[Source data]
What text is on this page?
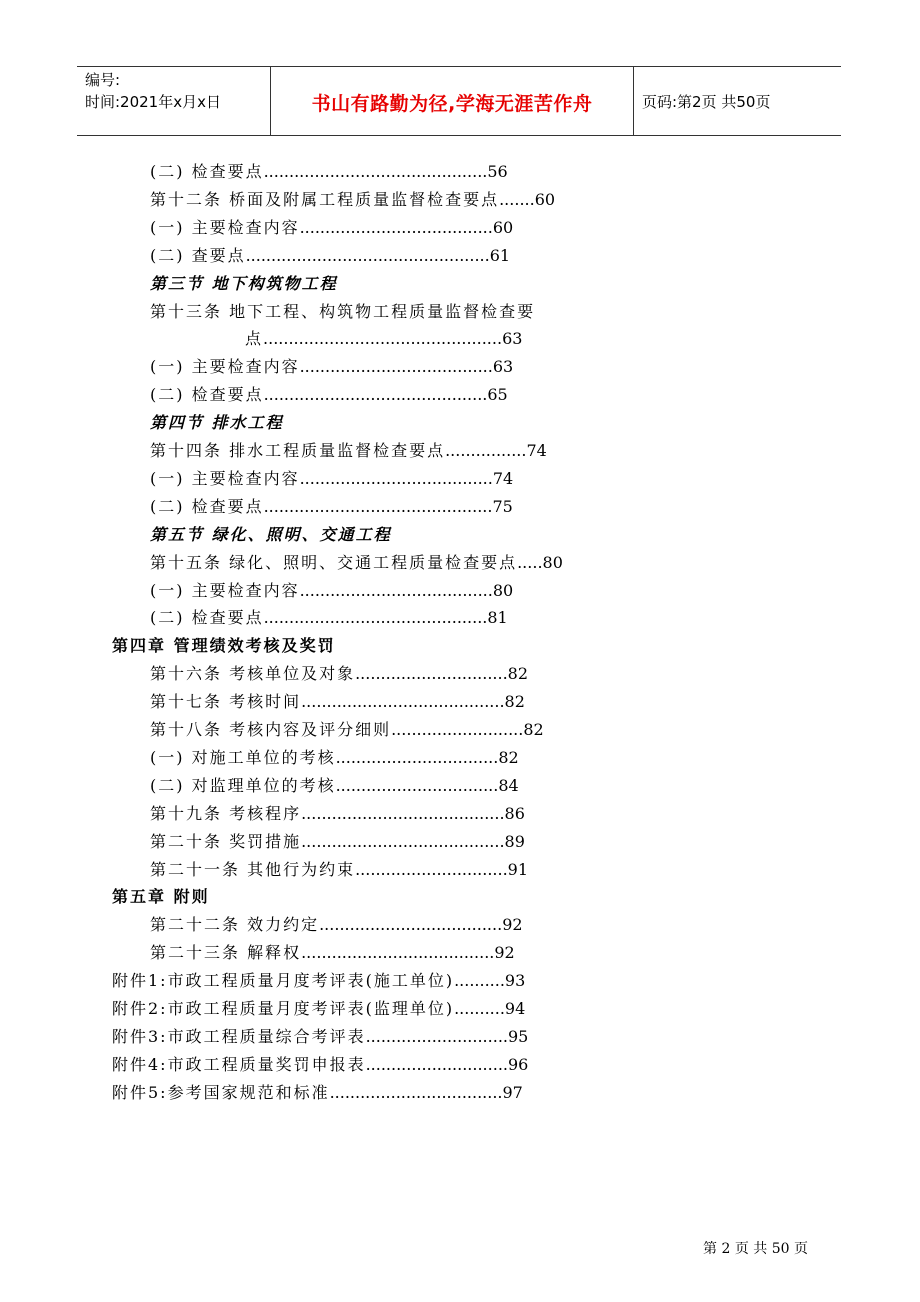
编号:
时间:2021年x月x日	书山有路勤为径,学海无涯苦作舟	页码:第2页 共50页
(二) 检查要点............................................56
第十二条 桥面及附属工程质量监督检查要点.......60
(一) 主要检查内容......................................60
(二) 查要点................................................61
第三节 地下构筑物工程
第十三条 地下工程、构筑物工程质量监督检查要
点...............................................63
(一) 主要检查内容......................................63
(二) 检查要点............................................65
第四节 排水工程
第十四条 排水工程质量监督检查要点................74
(一) 主要检查内容......................................74
(二) 检查要点.............................................75
第五节 绿化、照明、交通工程
第十五条 绿化、照明、交通工程质量检查要点.....80
(一) 主要检查内容......................................80
(二) 检查要点............................................81
第四章 管理绩效考核及奖罚
第十六条 考核单位及对象..............................82
第十七条 考核时间........................................82
第十八条 考核内容及评分细则..........................82
(一) 对施工单位的考核................................82
(二) 对监理单位的考核................................84
第十九条 考核程序........................................86
第二十条 奖罚措施........................................89
第二十一条 其他行为约束..............................91
第五章 附则
第二十二条 效力约定....................................92
第二十三条 解释权......................................92
附件1:市政工程质量月度考评表(施工单位)..........93
附件2:市政工程质量月度考评表(监理单位)..........94
附件3:市政工程质量综合考评表............................95
附件4:市政工程质量奖罚申报表............................96
附件5:参考国家规范和标准..................................97
第 2 页 共 50 页
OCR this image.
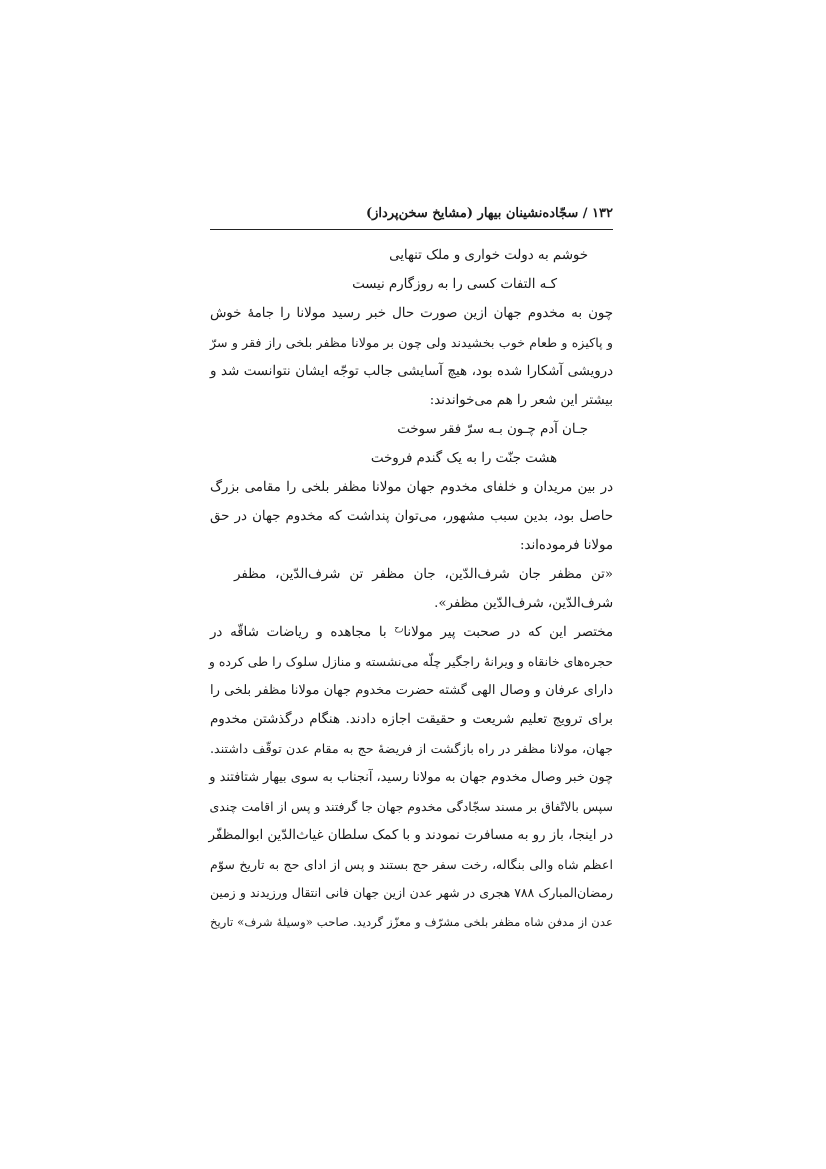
۱۳۲ / سجّاده‌نشینان بیهار (مشایخ سخن‌پرداز)
خوشم به دولت خواری و ملک تنهایی
کـه التفات کسی را به روزگارم نیست
چون به مخدوم جهان ازین صورت حال خبر رسید مولانا را جامهٔ خوش
و پاکیزه و طعام خوب بخشیدند ولی چون بر مولانا مظفر بلخی راز فقر و سرّ
درویشی آشکارا شده بود، هیچ آسایشی جالب توجّه ایشان نتوانست شد و
بیشتر این شعر را هم می‌خواندند:
جـان آدم چـون بـه سرّ فقر سوخت
هشت جنّت را به یک گندم فروخت
در بین مریدان و خلفای مخدوم جهان مولانا مظفر بلخی را مقامی بزرگ
حاصل بود، بدین سبب مشهور، می‌توان پنداشت که مخدوم جهان در حق
مولانا فرموده‌اند:
«تن مظفر جان شرف‌الدّین، جان مظفر تن شرف‌الدّین، مظفر
شرف‌الدّین، شرف‌الدّین مظفر».
مختصر این که در صحبت پیر مولانا$^{رح}$ با مجاهده و ریاضات شاقّه در
حجره‌های خانقاه و ویرانهٔ راجگیر چلّه می‌نشسته و منازل سلوک را طی کرده و
دارای عرفان و وصال الهی گشته حضرت مخدوم جهان مولانا مظفر بلخی را
برای ترویج تعلیم شریعت و حقیقت اجازه دادند. هنگام درگذشتن مخدوم
جهان، مولانا مظفر در راه بازگشت از فریضهٔ حج به مقام عدن توقّف داشتند.
چون خبر وصال مخدوم جهان به مولانا رسید، آنجناب به سوی بیهار شتافتند و
سپس بالاتّفاق بر مسند سجّادگی مخدوم جهان جا گرفتند و پس از اقامت چندی
در اینجا، باز رو به مسافرت نمودند و با کمک سلطان غیاث‌الدّین ابوالمظفّر
اعظم شاه والی بنگاله، رخت سفر حج بستند و پس از ادای حج به تاریخ سوّم
رمضان‌المبارک ۷۸۸ هجری در شهر عدن ازین جهان فانی انتقال ورزیدند و زمین
عدن از مدفن شاه مظفر بلخی مشرّف و معزّز گردید. صاحب «وسیلهٔ شرف» تاریخ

Given exercise –
A faithful copy of the records above is needed, with the pictures left out.

Exercise answer –
What text is on this page?
编号:
时间:2021年x月x日	书山有路勤为径,学海无涯苦作舟	页码:第2页 共50页
(二) 检查要点............................................56
第十二条 桥面及附属工程质量监督检查要点.......60
(一) 主要检查内容......................................60
(二) 查要点................................................61
第三节 地下构筑物工程
第十三条 地下工程、构筑物工程质量监督检查要
点...............................................63
(一) 主要检查内容......................................63
(二) 检查要点............................................65
第四节 排水工程
第十四条 排水工程质量监督检查要点................74
(一) 主要检查内容......................................74
(二) 检查要点.............................................75
第五节 绿化、照明、交通工程
第十五条 绿化、照明、交通工程质量检查要点.....80
(一) 主要检查内容......................................80
(二) 检查要点............................................81
第四章 管理绩效考核及奖罚
第十六条 考核单位及对象..............................82
第十七条 考核时间........................................82
第十八条 考核内容及评分细则..........................82
(一) 对施工单位的考核................................82
(二) 对监理单位的考核................................84
第十九条 考核程序........................................86
第二十条 奖罚措施........................................89
第二十一条 其他行为约束..............................91
第五章 附则
第二十二条 效力约定....................................92
第二十三条 解释权......................................92
附件1:市政工程质量月度考评表(施工单位)..........93
附件2:市政工程质量月度考评表(监理单位)..........94
附件3:市政工程质量综合考评表............................95
附件4:市政工程质量奖罚申报表............................96
附件5:参考国家规范和标准..................................97
第 2 页 共 50 页
OCR this image.
۱۳۲ / سجّاده‌نشینان بیهار (مشایخ سخن‌پرداز)
خوشم به دولت خواری و ملک تنهایی
کـه التفات کسی را به روزگارم نیست
چون به مخدوم جهان ازین صورت حال خبر رسید مولانا را جامهٔ خوش
و پاکیزه و طعام خوب بخشیدند ولی چون بر مولانا مظفر بلخی راز فقر و سرّ
درویشی آشکارا شده بود، هیچ آسایشی جالب توجّه ایشان نتوانست شد و
بیشتر این شعر را هم می‌خواندند:
جـان آدم چـون بـه سرّ فقر سوخت
هشت جنّت را به یک گندم فروخت
در بین مریدان و خلفای مخدوم جهان مولانا مظفر بلخی را مقامی بزرگ
حاصل بود، بدین سبب مشهور، می‌توان پنداشت که مخدوم جهان در حق
مولانا فرموده‌اند:
«تن مظفر جان شرف‌الدّین، جان مظفر تن شرف‌الدّین، مظفر
شرف‌الدّین، شرف‌الدّین مظفر».
مختصر این که در صحبت پیر مولانا$^{رح}$ با مجاهده و ریاضات شاقّه در
حجره‌های خانقاه و ویرانهٔ راجگیر چلّه می‌نشسته و منازل سلوک را طی کرده و
دارای عرفان و وصال الهی گشته حضرت مخدوم جهان مولانا مظفر بلخی را
برای ترویج تعلیم شریعت و حقیقت اجازه دادند. هنگام درگذشتن مخدوم
جهان، مولانا مظفر در راه بازگشت از فریضهٔ حج به مقام عدن توقّف داشتند.
چون خبر وصال مخدوم جهان به مولانا رسید، آنجناب به سوی بیهار شتافتند و
سپس بالاتّفاق بر مسند سجّادگی مخدوم جهان جا گرفتند و پس از اقامت چندی
در اینجا، باز رو به مسافرت نمودند و با کمک سلطان غیاث‌الدّین ابوالمظفّر
اعظم شاه والی بنگاله، رخت سفر حج بستند و پس از ادای حج به تاریخ سوّم
رمضان‌المبارک ۷۸۸ هجری در شهر عدن ازین جهان فانی انتقال ورزیدند و زمین
عدن از مدفن شاه مظفر بلخی مشرّف و معزّز گردید. صاحب «وسیلهٔ شرف» تاریخ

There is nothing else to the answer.